# AIM OF THE EXERCISE:
Reproduce every line of the material below without changing anything.

Coordinate annotation records:
▽

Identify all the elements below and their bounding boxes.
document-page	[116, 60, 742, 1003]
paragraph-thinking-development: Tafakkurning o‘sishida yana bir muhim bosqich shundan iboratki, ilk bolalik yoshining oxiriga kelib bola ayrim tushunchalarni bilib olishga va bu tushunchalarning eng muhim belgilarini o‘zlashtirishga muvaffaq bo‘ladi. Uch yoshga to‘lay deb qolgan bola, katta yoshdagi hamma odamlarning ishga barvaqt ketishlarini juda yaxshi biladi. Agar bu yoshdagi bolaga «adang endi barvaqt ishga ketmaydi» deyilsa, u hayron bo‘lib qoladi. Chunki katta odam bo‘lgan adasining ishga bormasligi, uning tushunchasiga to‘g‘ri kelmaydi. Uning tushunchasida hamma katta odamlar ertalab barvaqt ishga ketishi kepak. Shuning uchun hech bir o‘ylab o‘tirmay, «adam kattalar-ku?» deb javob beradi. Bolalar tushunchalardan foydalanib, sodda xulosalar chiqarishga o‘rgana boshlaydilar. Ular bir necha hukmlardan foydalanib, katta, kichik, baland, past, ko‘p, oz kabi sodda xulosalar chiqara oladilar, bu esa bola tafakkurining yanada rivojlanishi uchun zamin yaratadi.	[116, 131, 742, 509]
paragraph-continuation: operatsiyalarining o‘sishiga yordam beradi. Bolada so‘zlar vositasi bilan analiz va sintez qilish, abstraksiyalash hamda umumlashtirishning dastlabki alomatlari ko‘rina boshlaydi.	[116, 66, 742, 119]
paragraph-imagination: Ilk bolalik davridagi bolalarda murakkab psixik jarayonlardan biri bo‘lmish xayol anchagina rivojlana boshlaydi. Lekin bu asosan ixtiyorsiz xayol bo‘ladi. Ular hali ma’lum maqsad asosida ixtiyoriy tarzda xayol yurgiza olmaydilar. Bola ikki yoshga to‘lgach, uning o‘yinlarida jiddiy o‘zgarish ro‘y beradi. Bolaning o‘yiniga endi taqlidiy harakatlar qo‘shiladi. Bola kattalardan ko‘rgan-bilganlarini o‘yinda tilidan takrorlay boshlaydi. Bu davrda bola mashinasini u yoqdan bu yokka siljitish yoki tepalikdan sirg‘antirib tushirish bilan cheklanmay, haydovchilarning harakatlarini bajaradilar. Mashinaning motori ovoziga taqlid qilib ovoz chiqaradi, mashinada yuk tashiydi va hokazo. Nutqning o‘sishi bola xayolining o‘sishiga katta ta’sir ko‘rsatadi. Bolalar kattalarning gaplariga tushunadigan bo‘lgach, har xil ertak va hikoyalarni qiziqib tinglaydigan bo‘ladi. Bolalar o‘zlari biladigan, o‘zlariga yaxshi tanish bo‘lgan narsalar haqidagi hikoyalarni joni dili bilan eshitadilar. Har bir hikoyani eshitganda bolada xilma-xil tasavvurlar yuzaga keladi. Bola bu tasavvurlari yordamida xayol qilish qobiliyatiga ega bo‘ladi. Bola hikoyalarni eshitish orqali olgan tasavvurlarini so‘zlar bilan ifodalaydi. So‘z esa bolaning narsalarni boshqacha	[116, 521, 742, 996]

△

# TASK RESULT:
Identify all the elements below and their bounding boxes.
document-page	[116, 60, 742, 1003]
paragraph-thinking-development: Tafakkurning o‘sishida yana bir muhim bosqich shundan iboratki, ilk bolalik yoshining oxiriga kelib bola ayrim tushunchalarni bilib olishga va bu tushunchalarning eng muhim belgilarini o‘zlashtirishga muvaffaq bo‘ladi. Uch yoshga to‘lay deb qolgan bola, katta yoshdagi hamma odamlarning ishga barvaqt ketishlarini juda yaxshi biladi. Agar bu yoshdagi bolaga «adang endi barvaqt ishga ketmaydi» deyilsa, u hayron bo‘lib qoladi. Chunki katta odam bo‘lgan adasining ishga bormasligi, uning tushunchasiga to‘g‘ri kelmaydi. Uning tushunchasida hamma katta odamlar ertalab barvaqt ishga ketishi kepak. Shuning uchun hech bir o‘ylab o‘tirmay, «adam kattalar-ku?» deb javob beradi. Bolalar tushunchalardan foydalanib, sodda xulosalar chiqarishga o‘rgana boshlaydilar. Ular bir necha hukmlardan foydalanib, katta, kichik, baland, past, ko‘p, oz kabi sodda xulosalar chiqara oladilar, bu esa bola tafakkurining yanada rivojlanishi uchun zamin yaratadi.	[116, 131, 742, 509]
paragraph-continuation: operatsiyalarining o‘sishiga yordam beradi. Bolada so‘zlar vositasi bilan analiz va sintez qilish, abstraksiyalash hamda umumlashtirishning dastlabki alomatlari ko‘rina boshlaydi.	[116, 66, 742, 119]
paragraph-imagination: Ilk bolalik davridagi bolalarda murakkab psixik jarayonlardan biri bo‘lmish xayol anchagina rivojlana boshlaydi. Lekin bu asosan ixtiyorsiz xayol bo‘ladi. Ular hali ma’lum maqsad asosida ixtiyoriy tarzda xayol yurgiza olmaydilar. Bola ikki yoshga to‘lgach, uning o‘yinlarida jiddiy o‘zgarish ro‘y beradi. Bolaning o‘yiniga endi taqlidiy harakatlar qo‘shiladi. Bola kattalardan ko‘rgan-bilganlarini o‘yinda tilidan takrorlay boshlaydi. Bu davrda bola mashinasini u yoqdan bu yokka siljitish yoki tepalikdan sirg‘antirib tushirish bilan cheklanmay, haydovchilarning harakatlarini bajaradilar. Mashinaning motori ovoziga taqlid qilib ovoz chiqaradi, mashinada yuk tashiydi va hokazo. Nutqning o‘sishi bola xayolining o‘sishiga katta ta’sir ko‘rsatadi. Bolalar kattalarning gaplariga tushunadigan bo‘lgach, har xil ertak va hikoyalarni qiziqib tinglaydigan bo‘ladi. Bolalar o‘zlari biladigan, o‘zlariga yaxshi tanish bo‘lgan narsalar haqidagi hikoyalarni joni dili bilan eshitadilar. Har bir hikoyani eshitganda bolada xilma-xil tasavvurlar yuzaga keladi. Bola bu tasavvurlari yordamida xayol qilish qobiliyatiga ega bo‘ladi. Bola hikoyalarni eshitish orqali olgan tasavvurlarini so‘zlar bilan ifodalaydi. So‘z esa bolaning narsalarni boshqacha	[116, 521, 742, 996]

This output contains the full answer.